*Do this:* Lift out each line of the data that holds "coordinate".

────────────────────

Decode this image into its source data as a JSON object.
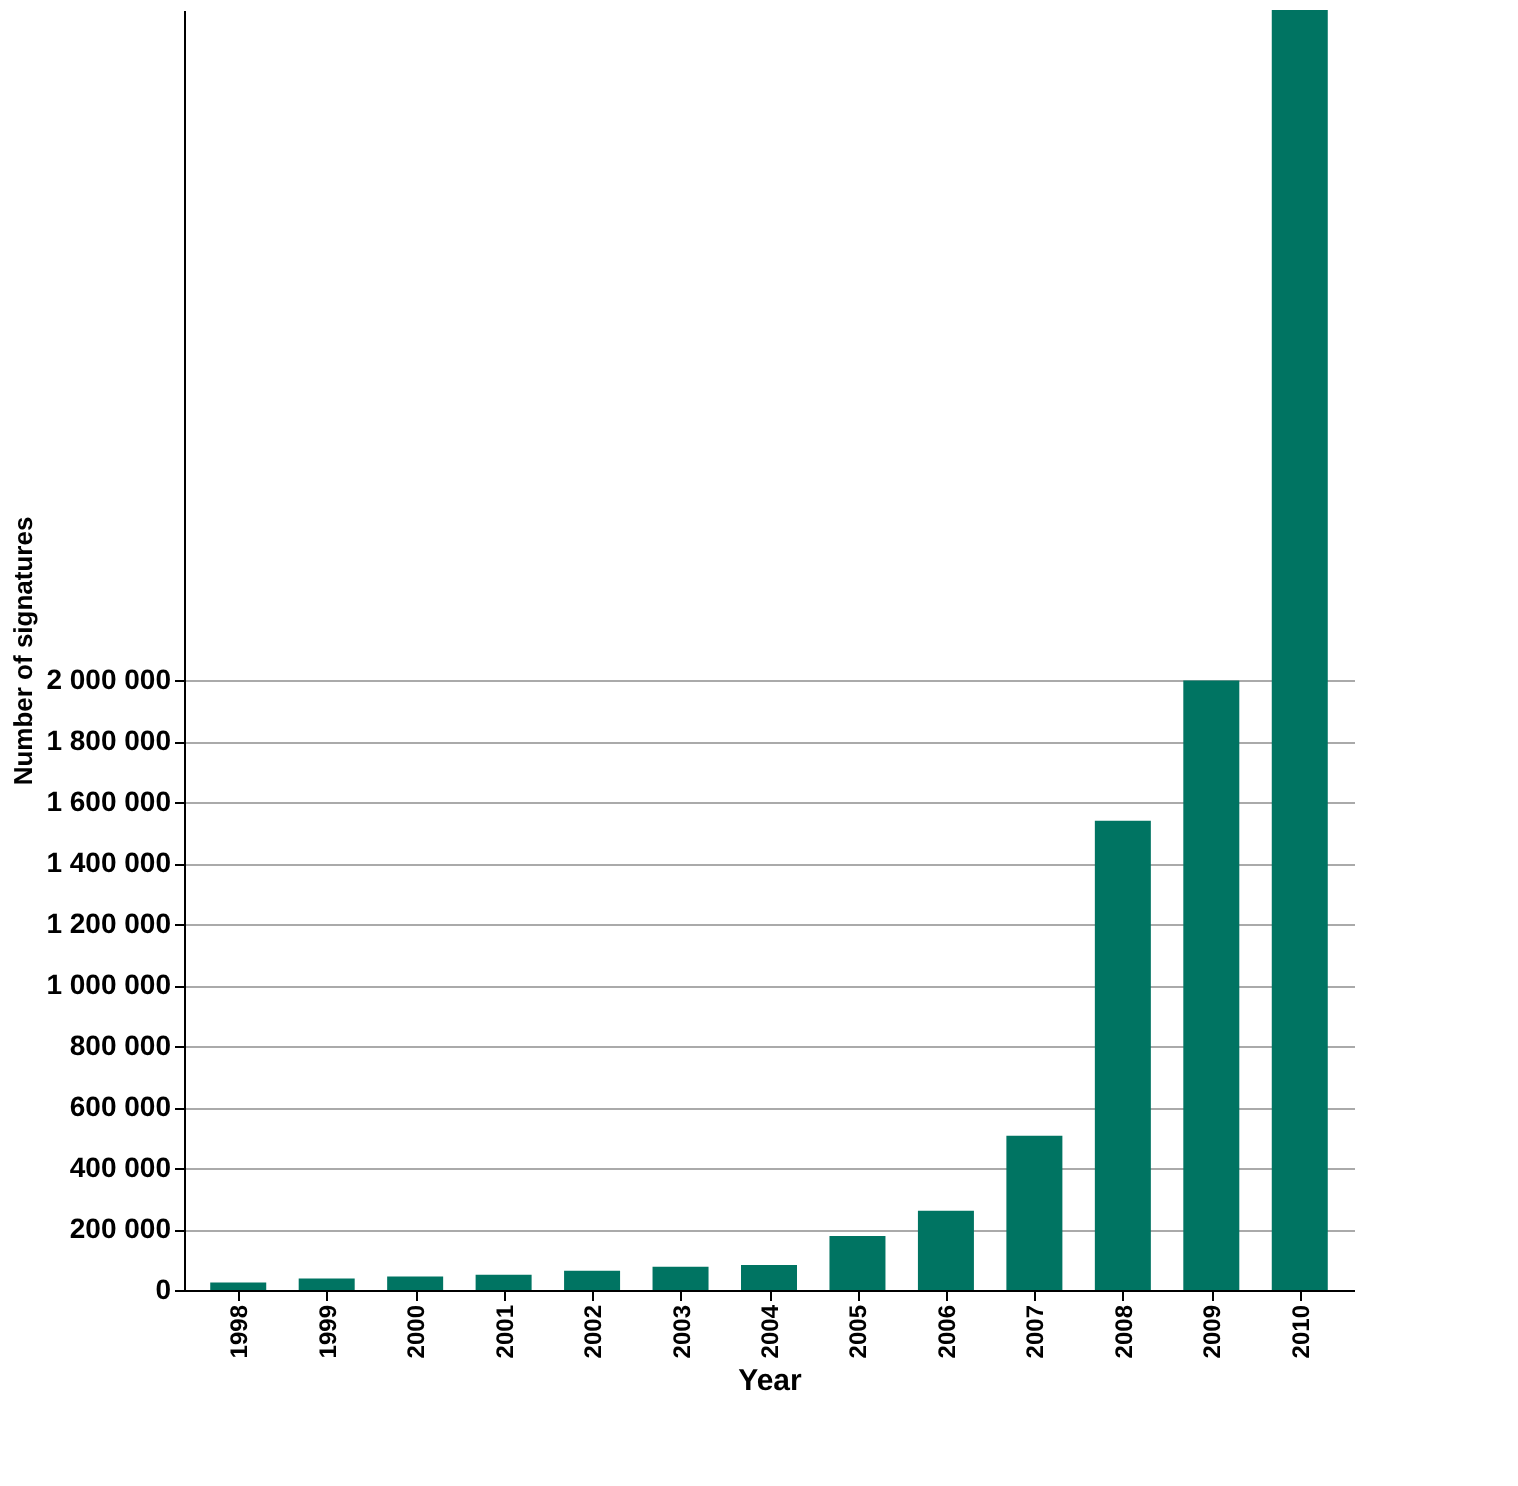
{
  "chart_data": {
    "type": "bar",
    "xlabel": "Year",
    "ylabel": "Number of signatures",
    "categories": [
      "1998",
      "1999",
      "2000",
      "2001",
      "2002",
      "2003",
      "2004",
      "2005",
      "2006",
      "2007",
      "2008",
      "2009",
      "2010"
    ],
    "values": [
      25000,
      38000,
      44000,
      50000,
      63000,
      76000,
      82000,
      177000,
      260000,
      506000,
      1540000,
      2000000,
      4200000
    ],
    "color": "#007462",
    "ylim": [
      0,
      4200000
    ],
    "yticks": [
      {
        "value": 0,
        "label": "0"
      },
      {
        "value": 200000,
        "label": "200 000"
      },
      {
        "value": 400000,
        "label": "400 000"
      },
      {
        "value": 600000,
        "label": "600 000"
      },
      {
        "value": 800000,
        "label": "800 000"
      },
      {
        "value": 1000000,
        "label": "1 000 000"
      },
      {
        "value": 1200000,
        "label": "1 200 000"
      },
      {
        "value": 1400000,
        "label": "1 400 000"
      },
      {
        "value": 1600000,
        "label": "1 600 000"
      },
      {
        "value": 1800000,
        "label": "1 800 000"
      },
      {
        "value": 2000000,
        "label": "2 000 000"
      }
    ],
    "grid": "y"
  }
}
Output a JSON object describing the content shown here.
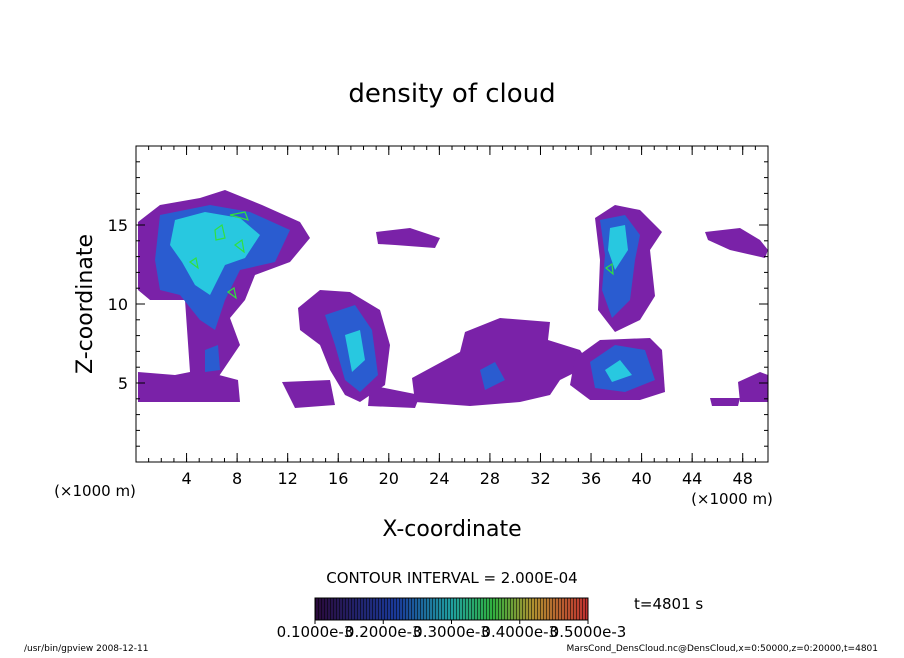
{
  "chart_data": {
    "type": "contour",
    "title": "density of cloud",
    "x_label": "X-coordinate",
    "y_label": "Z-coordinate",
    "x_unit": "(×1000 m)",
    "y_unit": "(×1000 m)",
    "xlim": [
      0,
      50
    ],
    "xticks": [
      4,
      8,
      12,
      16,
      20,
      24,
      28,
      32,
      36,
      40,
      44,
      48
    ],
    "ylim": [
      0,
      20
    ],
    "yticks": [
      5,
      10,
      15
    ],
    "contour_interval": "CONTOUR INTERVAL = 2.000E-04",
    "time": "t=4801 s",
    "colorbar": {
      "lim": [
        0.0001,
        0.0005
      ],
      "ticks": [
        {
          "value": 0.0001,
          "label": "0.1000e-3"
        },
        {
          "value": 0.0002,
          "label": "0.2000e-3"
        },
        {
          "value": 0.0003,
          "label": "0.3000e-3"
        },
        {
          "value": 0.0004,
          "label": "0.4000e-3"
        },
        {
          "value": 0.0005,
          "label": "0.5000e-3"
        }
      ]
    },
    "footer_left": "/usr/bin/gpview   2008-12-11",
    "footer_right": "MarsCond_DensCloud.nc@DensCloud,x=0:50000,z=0:20000,t=4801"
  }
}
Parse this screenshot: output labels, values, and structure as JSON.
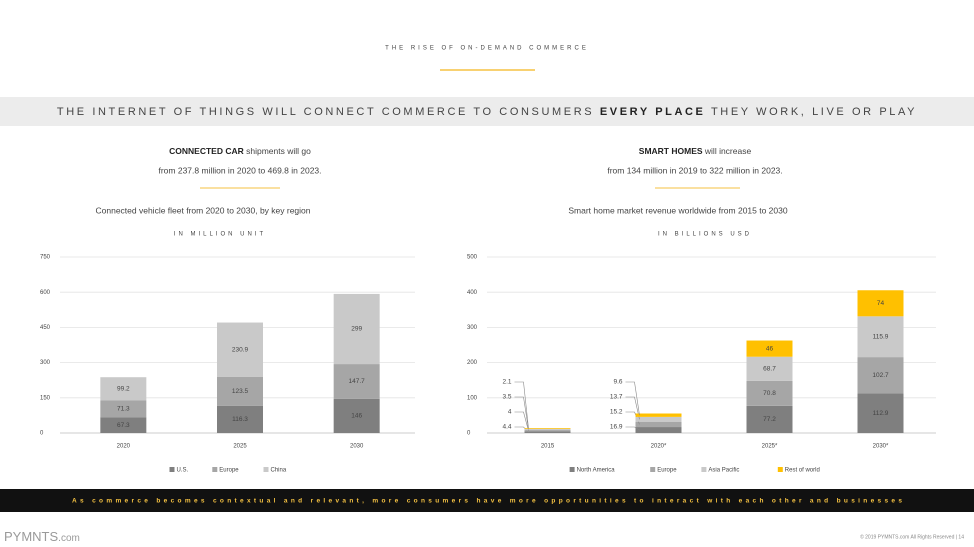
{
  "header": {
    "kicker": "THE RISE OF ON-DEMAND COMMERCE",
    "headline_pre": "THE INTERNET OF THINGS WILL CONNECT COMMERCE TO CONSUMERS",
    "headline_bold": "EVERY PLACE",
    "headline_post": "THEY WORK, LIVE OR PLAY"
  },
  "panels": [
    {
      "highlight": "CONNECTED CAR",
      "text": "shipments will go",
      "detail": "from 237.8 million in 2020 to 469.8 in 2023."
    },
    {
      "highlight": "SMART HOMES",
      "text": "will increase",
      "detail": "from 134 million in 2019 to 322 million in 2023."
    }
  ],
  "chart_data": [
    {
      "type": "bar",
      "stacked": true,
      "title": "Connected vehicle fleet from 2020 to 2030, by key region",
      "subtitle": "IN MILLION UNIT",
      "categories": [
        "2020",
        "2025",
        "2030"
      ],
      "series": [
        {
          "name": "U.S.",
          "color": "#7f7f7f",
          "values": [
            67.3,
            116.3,
            146
          ]
        },
        {
          "name": "Europe",
          "color": "#a6a6a6",
          "values": [
            71.3,
            123.5,
            147.7
          ]
        },
        {
          "name": "China",
          "color": "#c9c9c9",
          "values": [
            99.2,
            230.9,
            299
          ]
        }
      ],
      "ylim": [
        0,
        750
      ],
      "yticks": [
        0,
        150,
        300,
        450,
        600,
        750
      ],
      "grid": true,
      "legend": "bottom"
    },
    {
      "type": "bar",
      "stacked": true,
      "title": "Smart home market revenue worldwide from 2015 to 2030",
      "subtitle": "IN BILLIONS USD",
      "categories": [
        "2015",
        "2020*",
        "2025*",
        "2030*"
      ],
      "series": [
        {
          "name": "North America",
          "color": "#7f7f7f",
          "values": [
            4.4,
            16.9,
            77.2,
            112.9
          ]
        },
        {
          "name": "Europe",
          "color": "#a6a6a6",
          "values": [
            4,
            15.2,
            70.8,
            102.7
          ]
        },
        {
          "name": "Asia Pacific",
          "color": "#c9c9c9",
          "values": [
            3.5,
            13.7,
            68.7,
            115.9
          ]
        },
        {
          "name": "Rest of world",
          "color": "#ffc000",
          "values": [
            2.1,
            9.6,
            46,
            74
          ]
        }
      ],
      "ylim": [
        0,
        500
      ],
      "yticks": [
        0,
        100,
        200,
        300,
        400,
        500
      ],
      "grid": true,
      "legend": "bottom"
    }
  ],
  "footer": {
    "banner": "As commerce becomes contextual and relevant, more consumers have more opportunities to interact with each other and businesses",
    "logo": "PYMNTS",
    "logo_suffix": ".com",
    "copyright": "© 2019 PYMNTS.com All Rights Reserved | 14"
  }
}
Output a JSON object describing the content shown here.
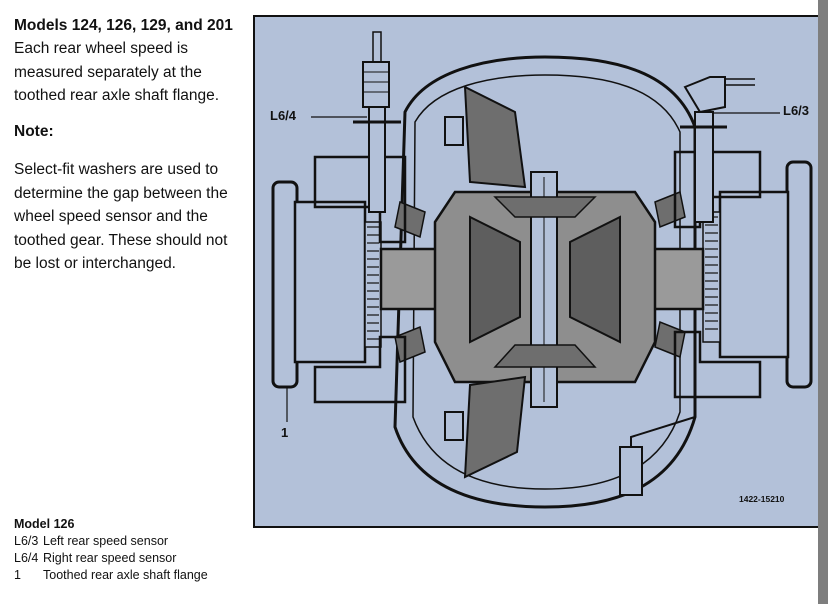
{
  "intro": {
    "heading": "Models 124, 126, 129, and 201",
    "body": "Each rear wheel speed is measured separately at the toothed rear axle shaft flange."
  },
  "note": {
    "title": "Note:",
    "body": "Select-fit washers are used to determine the gap between the wheel speed sensor and the toothed gear. These should not be lost or interchanged."
  },
  "legend": {
    "title": "Model 126",
    "items": [
      {
        "code": "L6/3",
        "desc": "Left rear speed sensor"
      },
      {
        "code": "L6/4",
        "desc": "Right rear speed sensor"
      },
      {
        "code": "1",
        "desc": "Toothed rear axle shaft flange"
      }
    ]
  },
  "figure": {
    "callouts": {
      "left_sensor": "L6/4",
      "right_sensor": "L6/3",
      "flange": "1"
    },
    "figure_number": "1422-15210",
    "background_color": "#b3c1d9",
    "line_color": "#111111",
    "part_color": "#6e6e6e"
  }
}
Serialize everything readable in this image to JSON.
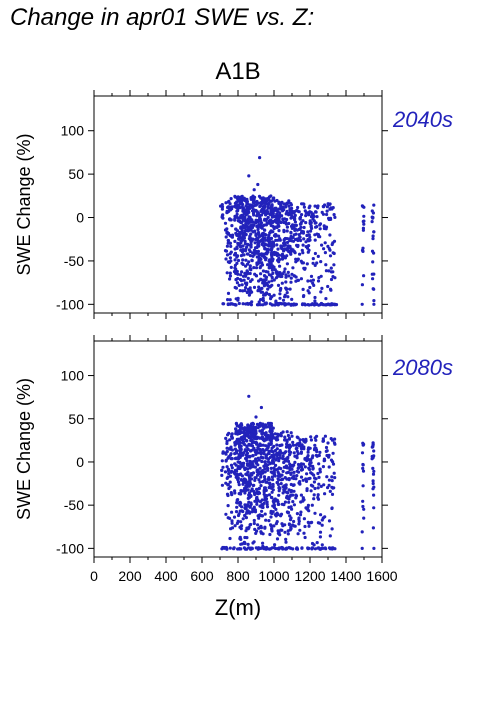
{
  "title": "Change in apr01 SWE vs. Z:",
  "colors": {
    "points": "#2222bb",
    "period_label": "#2222bb",
    "axis": "#000000"
  },
  "chart_data": [
    {
      "type": "scatter",
      "panel_title": "A1B",
      "period_label": "2040s",
      "ylabel": "SWE Change (%)",
      "xlabel": "",
      "xlim": [
        0,
        1600
      ],
      "ylim": [
        -110,
        140
      ],
      "x_ticks": [],
      "y_ticks": [
        -100,
        -50,
        0,
        50,
        100
      ],
      "clusters": [
        {
          "x": [
            700,
            720
          ],
          "y": [
            -10,
            15
          ],
          "n": 8
        },
        {
          "x": [
            730,
            770
          ],
          "y": [
            -100,
            22
          ],
          "n": 60
        },
        {
          "x": [
            780,
            840
          ],
          "y": [
            -100,
            25
          ],
          "n": 160
        },
        {
          "x": [
            840,
            1000
          ],
          "y": [
            -100,
            25
          ],
          "n": 480
        },
        {
          "x": [
            1000,
            1100
          ],
          "y": [
            -100,
            20
          ],
          "n": 200
        },
        {
          "x": [
            1100,
            1220
          ],
          "y": [
            -100,
            16
          ],
          "n": 140
        },
        {
          "x": [
            1220,
            1340
          ],
          "y": [
            -100,
            16
          ],
          "n": 90
        },
        {
          "x": [
            1490,
            1500
          ],
          "y": [
            -100,
            15
          ],
          "n": 14
        },
        {
          "x": [
            1545,
            1555
          ],
          "y": [
            -100,
            15
          ],
          "n": 20
        }
      ],
      "bottom_band": {
        "x": [
          700,
          1350
        ],
        "y": -100,
        "n": 90
      },
      "extra_points": [
        {
          "x": 920,
          "y": 69
        },
        {
          "x": 860,
          "y": 48
        },
        {
          "x": 910,
          "y": 38
        },
        {
          "x": 890,
          "y": 32
        },
        {
          "x": 1490,
          "y": -100
        },
        {
          "x": 1555,
          "y": -100
        }
      ]
    },
    {
      "type": "scatter",
      "panel_title": "",
      "period_label": "2080s",
      "ylabel": "SWE Change (%)",
      "xlabel": "Z(m)",
      "xlim": [
        0,
        1600
      ],
      "ylim": [
        -110,
        140
      ],
      "x_ticks": [
        0,
        200,
        400,
        600,
        800,
        1000,
        1200,
        1400,
        1600
      ],
      "y_ticks": [
        -100,
        -50,
        0,
        50,
        100
      ],
      "clusters": [
        {
          "x": [
            700,
            720
          ],
          "y": [
            -40,
            15
          ],
          "n": 8
        },
        {
          "x": [
            730,
            770
          ],
          "y": [
            -100,
            35
          ],
          "n": 60
        },
        {
          "x": [
            780,
            840
          ],
          "y": [
            -100,
            45
          ],
          "n": 170
        },
        {
          "x": [
            840,
            1000
          ],
          "y": [
            -100,
            45
          ],
          "n": 480
        },
        {
          "x": [
            1000,
            1100
          ],
          "y": [
            -100,
            35
          ],
          "n": 200
        },
        {
          "x": [
            1100,
            1220
          ],
          "y": [
            -100,
            30
          ],
          "n": 140
        },
        {
          "x": [
            1220,
            1340
          ],
          "y": [
            -100,
            30
          ],
          "n": 90
        },
        {
          "x": [
            1490,
            1500
          ],
          "y": [
            -100,
            25
          ],
          "n": 14
        },
        {
          "x": [
            1545,
            1555
          ],
          "y": [
            -100,
            25
          ],
          "n": 20
        }
      ],
      "bottom_band": {
        "x": [
          700,
          1350
        ],
        "y": -100,
        "n": 90
      },
      "extra_points": [
        {
          "x": 860,
          "y": 76
        },
        {
          "x": 930,
          "y": 63
        },
        {
          "x": 900,
          "y": 52
        },
        {
          "x": 1490,
          "y": -100
        },
        {
          "x": 1555,
          "y": -100
        }
      ]
    }
  ]
}
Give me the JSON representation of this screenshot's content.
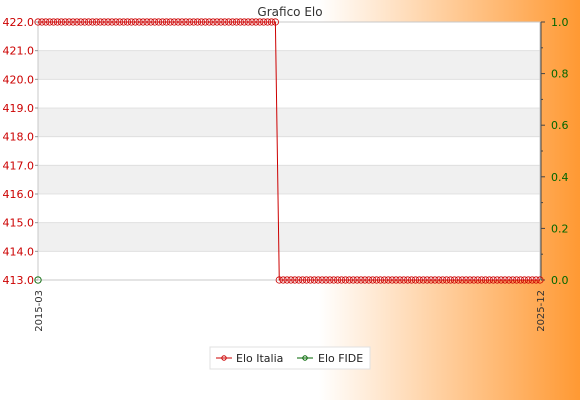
{
  "chart_data": {
    "type": "line",
    "title": "Grafico Elo",
    "ylim_left": [
      413.0,
      422.0
    ],
    "yticks_left": [
      "413.0",
      "414.0",
      "415.0",
      "416.0",
      "417.0",
      "418.0",
      "419.0",
      "420.0",
      "421.0",
      "422.0"
    ],
    "ylim_right": [
      0.0,
      1.0
    ],
    "yticks_right": [
      "0.0",
      "0.2",
      "0.4",
      "0.6",
      "0.8",
      "1.0"
    ],
    "x_first_label": "2015-03",
    "x_last_label": "2025-12",
    "x_note": "Monthly categories 2015-03 to 2025-12; intermediate tick labels overlap and are illegible in the source image.",
    "series": [
      {
        "name": "Elo Italia",
        "axis": "left",
        "color": "#cc0000",
        "segments": [
          {
            "from": "2015-03",
            "to": "2020-04",
            "value": 422.0
          },
          {
            "from": "2020-05",
            "to": "2025-12",
            "value": 413.0
          }
        ]
      },
      {
        "name": "Elo FIDE",
        "axis": "right",
        "color": "#006600",
        "points": [
          {
            "x": "2015-03",
            "value": 0.0
          }
        ]
      }
    ],
    "grid": true,
    "legend": "bottom"
  },
  "colors": {
    "background_gradient": [
      "#ffffff",
      "#ff9933"
    ],
    "plot_band_light": "#ffffff",
    "plot_band_dark": "#f0f0f0"
  }
}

────────────────────

*Complete output:*
    "x_label": "X-coordinate",
    "y_label": "Z-coordinate",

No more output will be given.